#### AIM:
Look through the data and write out every line with the word "Automatic" in it.

━━━━━━━━━━━━━━━━━━━━━━━━━━━━━━

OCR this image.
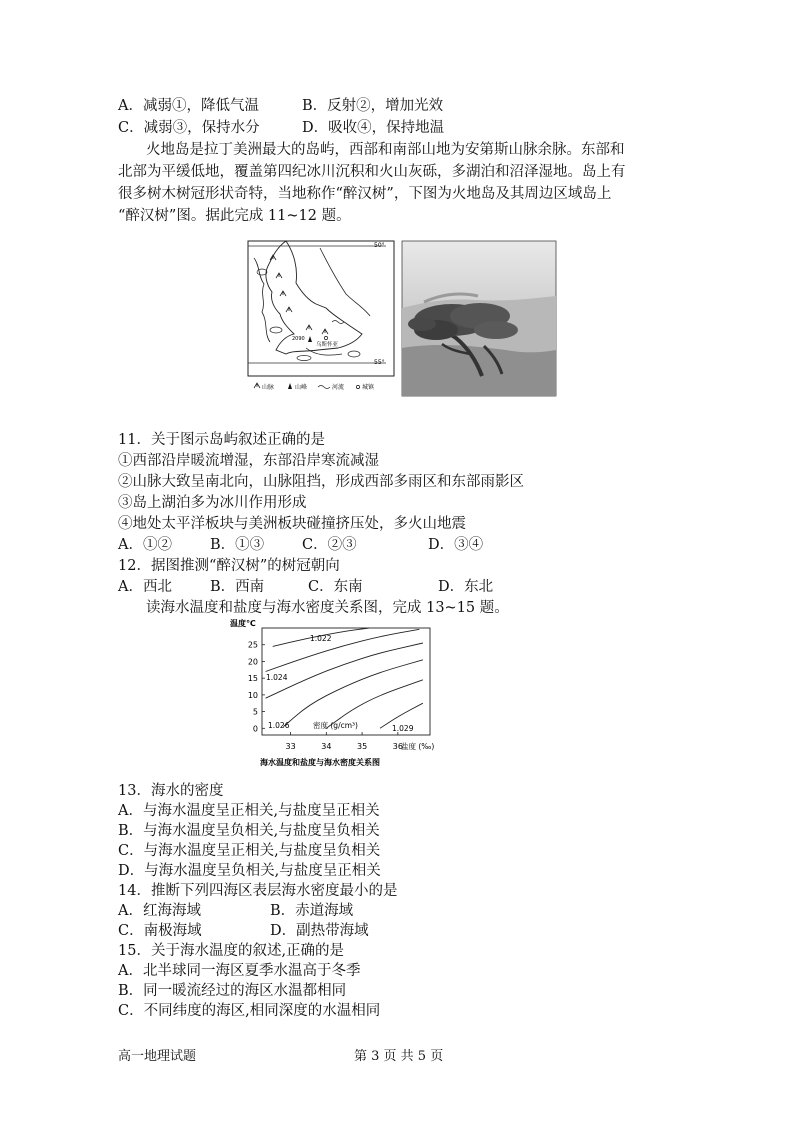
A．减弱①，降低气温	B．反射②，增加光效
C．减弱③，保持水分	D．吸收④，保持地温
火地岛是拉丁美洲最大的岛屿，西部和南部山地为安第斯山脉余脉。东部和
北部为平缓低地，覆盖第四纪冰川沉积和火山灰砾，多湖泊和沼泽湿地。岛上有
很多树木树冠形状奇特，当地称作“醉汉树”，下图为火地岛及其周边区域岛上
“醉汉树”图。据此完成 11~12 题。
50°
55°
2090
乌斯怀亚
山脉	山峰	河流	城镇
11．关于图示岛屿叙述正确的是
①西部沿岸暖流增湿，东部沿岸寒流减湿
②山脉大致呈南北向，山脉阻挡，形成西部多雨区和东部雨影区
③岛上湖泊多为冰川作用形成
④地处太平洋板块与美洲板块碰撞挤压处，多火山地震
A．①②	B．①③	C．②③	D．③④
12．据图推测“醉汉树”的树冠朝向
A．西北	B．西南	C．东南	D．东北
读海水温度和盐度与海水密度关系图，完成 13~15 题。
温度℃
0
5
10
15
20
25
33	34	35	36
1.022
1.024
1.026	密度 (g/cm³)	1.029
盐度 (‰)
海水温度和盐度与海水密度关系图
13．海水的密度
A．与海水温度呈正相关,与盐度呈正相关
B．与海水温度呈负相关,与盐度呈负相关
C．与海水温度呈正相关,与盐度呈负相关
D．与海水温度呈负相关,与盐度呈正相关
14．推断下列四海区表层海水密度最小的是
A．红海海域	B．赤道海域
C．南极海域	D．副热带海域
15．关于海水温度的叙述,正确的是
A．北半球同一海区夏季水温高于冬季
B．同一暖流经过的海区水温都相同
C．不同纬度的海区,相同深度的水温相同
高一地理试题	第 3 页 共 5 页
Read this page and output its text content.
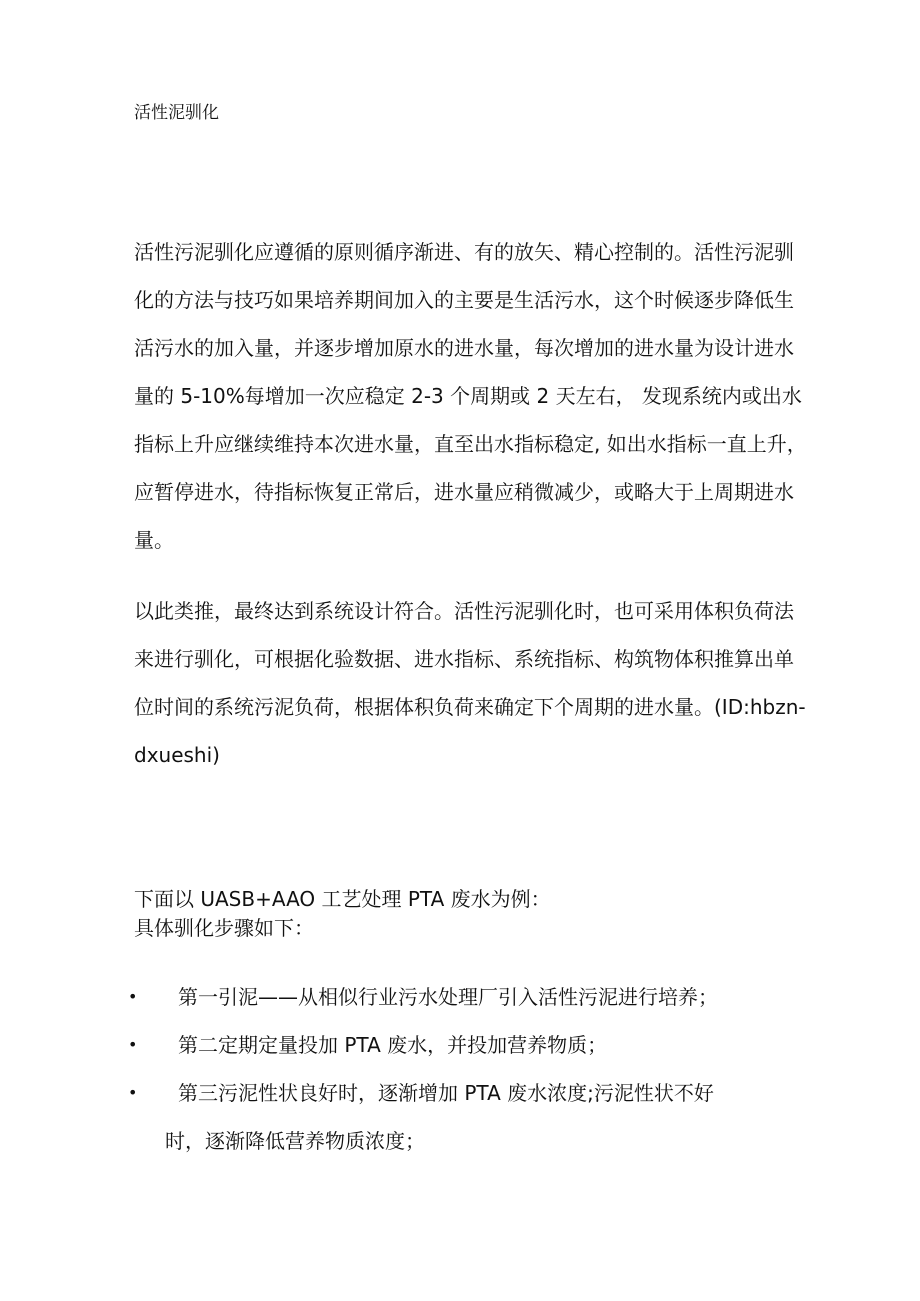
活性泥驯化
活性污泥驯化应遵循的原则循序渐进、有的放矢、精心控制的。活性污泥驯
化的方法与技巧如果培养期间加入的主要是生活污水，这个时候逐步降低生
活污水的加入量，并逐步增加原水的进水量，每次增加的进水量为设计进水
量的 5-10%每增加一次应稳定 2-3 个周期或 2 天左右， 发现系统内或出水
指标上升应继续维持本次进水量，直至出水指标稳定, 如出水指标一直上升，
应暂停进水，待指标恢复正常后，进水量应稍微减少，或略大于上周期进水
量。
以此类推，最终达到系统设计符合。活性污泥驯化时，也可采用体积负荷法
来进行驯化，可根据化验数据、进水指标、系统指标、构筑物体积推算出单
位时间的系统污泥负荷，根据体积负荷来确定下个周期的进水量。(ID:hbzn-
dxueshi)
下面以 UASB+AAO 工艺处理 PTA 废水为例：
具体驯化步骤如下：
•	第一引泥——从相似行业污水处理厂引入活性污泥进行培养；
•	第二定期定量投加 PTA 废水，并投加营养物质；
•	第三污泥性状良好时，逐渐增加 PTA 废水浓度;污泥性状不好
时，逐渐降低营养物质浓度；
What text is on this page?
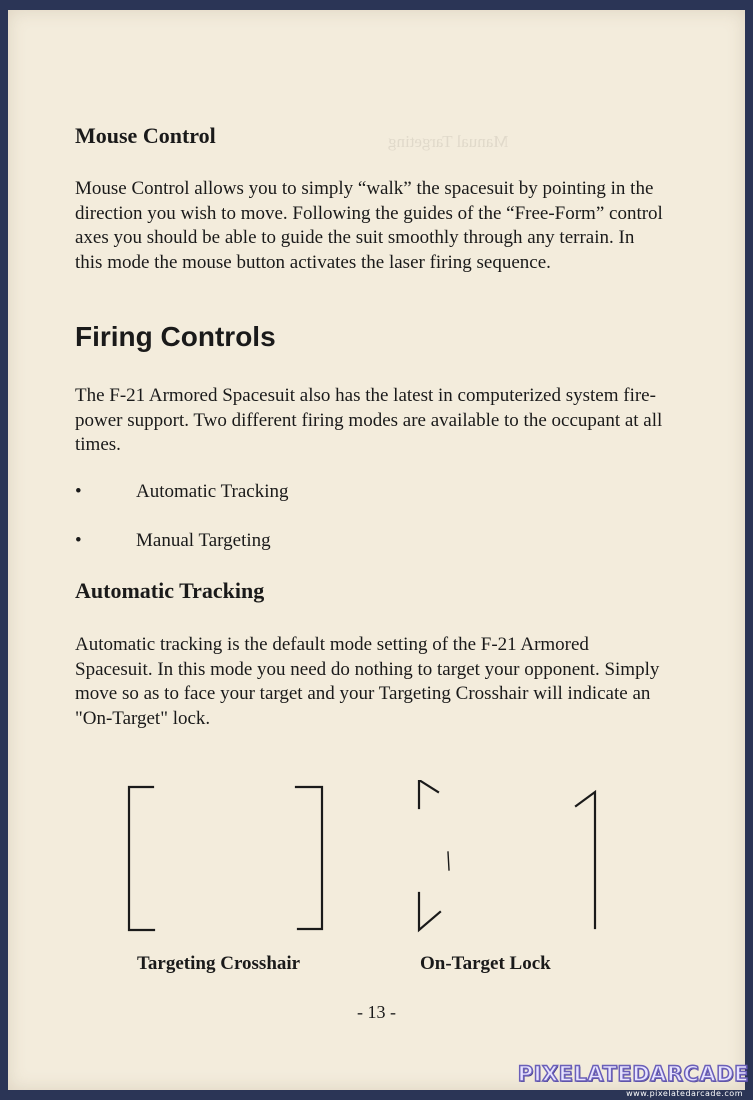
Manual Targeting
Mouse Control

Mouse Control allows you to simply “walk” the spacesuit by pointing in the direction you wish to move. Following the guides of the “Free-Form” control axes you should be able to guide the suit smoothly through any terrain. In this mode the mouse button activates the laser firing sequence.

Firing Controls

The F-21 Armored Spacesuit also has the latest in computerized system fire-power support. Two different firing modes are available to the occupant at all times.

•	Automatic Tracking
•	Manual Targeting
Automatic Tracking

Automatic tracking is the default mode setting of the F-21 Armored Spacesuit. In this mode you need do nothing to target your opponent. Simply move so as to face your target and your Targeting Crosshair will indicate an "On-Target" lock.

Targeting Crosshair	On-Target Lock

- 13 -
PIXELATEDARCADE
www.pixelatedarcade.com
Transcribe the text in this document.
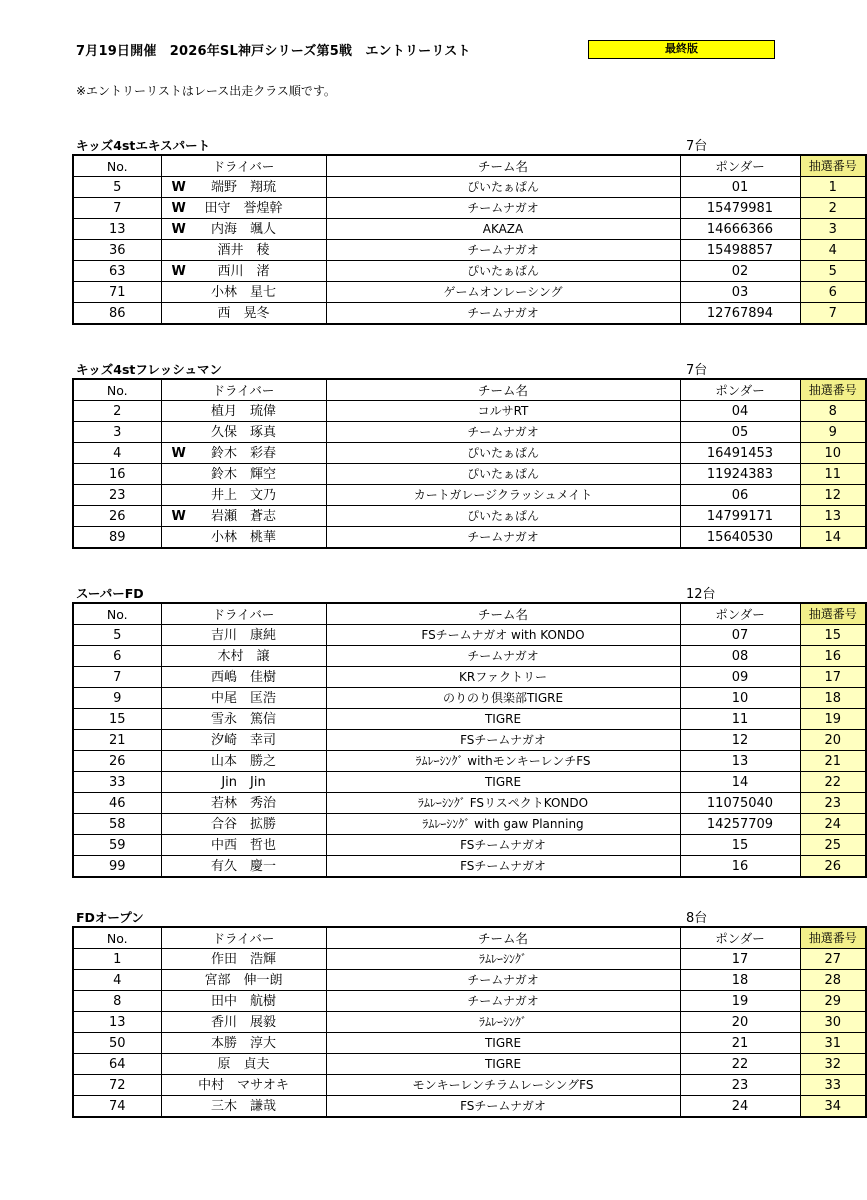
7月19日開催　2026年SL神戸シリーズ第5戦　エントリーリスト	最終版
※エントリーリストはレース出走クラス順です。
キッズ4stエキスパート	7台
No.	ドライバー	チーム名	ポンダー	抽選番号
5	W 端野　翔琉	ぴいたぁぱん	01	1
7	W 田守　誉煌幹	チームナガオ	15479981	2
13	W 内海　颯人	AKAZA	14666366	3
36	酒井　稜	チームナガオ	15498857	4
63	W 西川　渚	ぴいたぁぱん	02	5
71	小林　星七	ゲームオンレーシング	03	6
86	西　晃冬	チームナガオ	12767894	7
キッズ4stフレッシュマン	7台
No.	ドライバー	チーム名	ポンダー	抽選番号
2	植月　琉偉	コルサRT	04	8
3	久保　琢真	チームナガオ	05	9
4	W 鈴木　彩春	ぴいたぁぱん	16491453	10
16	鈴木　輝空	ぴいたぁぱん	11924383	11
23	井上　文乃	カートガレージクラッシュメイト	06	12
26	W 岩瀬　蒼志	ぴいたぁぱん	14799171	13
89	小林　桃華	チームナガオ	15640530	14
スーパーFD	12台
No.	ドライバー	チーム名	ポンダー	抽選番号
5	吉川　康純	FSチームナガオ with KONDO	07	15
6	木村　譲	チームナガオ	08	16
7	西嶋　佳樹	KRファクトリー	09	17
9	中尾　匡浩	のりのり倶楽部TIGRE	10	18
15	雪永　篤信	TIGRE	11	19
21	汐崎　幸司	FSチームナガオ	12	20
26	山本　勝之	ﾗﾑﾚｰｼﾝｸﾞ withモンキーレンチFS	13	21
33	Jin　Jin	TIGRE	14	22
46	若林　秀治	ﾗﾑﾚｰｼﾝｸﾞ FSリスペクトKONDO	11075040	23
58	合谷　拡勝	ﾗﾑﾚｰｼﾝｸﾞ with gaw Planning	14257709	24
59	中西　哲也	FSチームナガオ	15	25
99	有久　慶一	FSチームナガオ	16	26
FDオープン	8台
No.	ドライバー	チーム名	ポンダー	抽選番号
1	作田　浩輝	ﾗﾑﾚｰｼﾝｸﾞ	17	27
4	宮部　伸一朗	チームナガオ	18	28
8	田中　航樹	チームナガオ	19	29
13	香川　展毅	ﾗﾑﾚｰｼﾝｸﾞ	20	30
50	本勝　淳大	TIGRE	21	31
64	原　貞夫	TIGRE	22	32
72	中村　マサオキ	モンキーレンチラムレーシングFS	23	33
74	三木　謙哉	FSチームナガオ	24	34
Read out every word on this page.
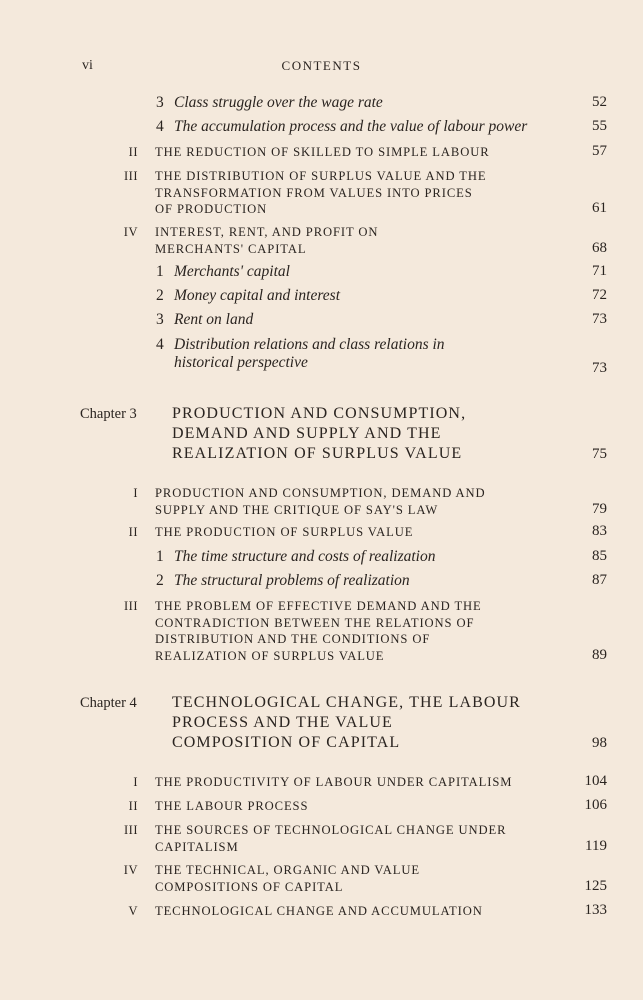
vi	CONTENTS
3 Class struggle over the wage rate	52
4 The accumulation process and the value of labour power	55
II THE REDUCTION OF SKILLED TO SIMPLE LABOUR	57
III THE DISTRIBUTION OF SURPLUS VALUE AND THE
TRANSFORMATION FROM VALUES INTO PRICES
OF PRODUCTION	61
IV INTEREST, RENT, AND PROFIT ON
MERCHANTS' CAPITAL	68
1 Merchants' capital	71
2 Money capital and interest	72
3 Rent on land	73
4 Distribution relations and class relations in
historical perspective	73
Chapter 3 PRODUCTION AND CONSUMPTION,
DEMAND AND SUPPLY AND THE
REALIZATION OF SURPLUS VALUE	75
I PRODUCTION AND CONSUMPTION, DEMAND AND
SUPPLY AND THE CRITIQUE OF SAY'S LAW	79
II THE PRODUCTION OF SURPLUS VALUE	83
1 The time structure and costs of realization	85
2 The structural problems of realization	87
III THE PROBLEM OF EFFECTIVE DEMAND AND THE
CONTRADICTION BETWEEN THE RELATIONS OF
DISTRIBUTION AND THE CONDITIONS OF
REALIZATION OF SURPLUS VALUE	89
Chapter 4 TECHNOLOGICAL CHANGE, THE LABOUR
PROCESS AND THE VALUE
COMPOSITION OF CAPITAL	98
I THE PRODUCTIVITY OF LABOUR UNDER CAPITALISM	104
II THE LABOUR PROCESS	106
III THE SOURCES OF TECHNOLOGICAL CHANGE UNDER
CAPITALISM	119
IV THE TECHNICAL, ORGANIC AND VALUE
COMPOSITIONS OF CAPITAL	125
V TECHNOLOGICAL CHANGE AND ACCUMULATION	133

━━━━━━━━━━━━━━━━━━━━━━━━━━━━━━

#### EXERCISE RESPONSE:
•	Automatic Tracking
Automatic Tracking
Automatic tracking is the default mode setting of the F-21 Armored Spacesuit. In this mode you need do nothing to target your opponent. Simply move so as to face your target and your Targeting Crosshair will indicate an "On-Target" lock.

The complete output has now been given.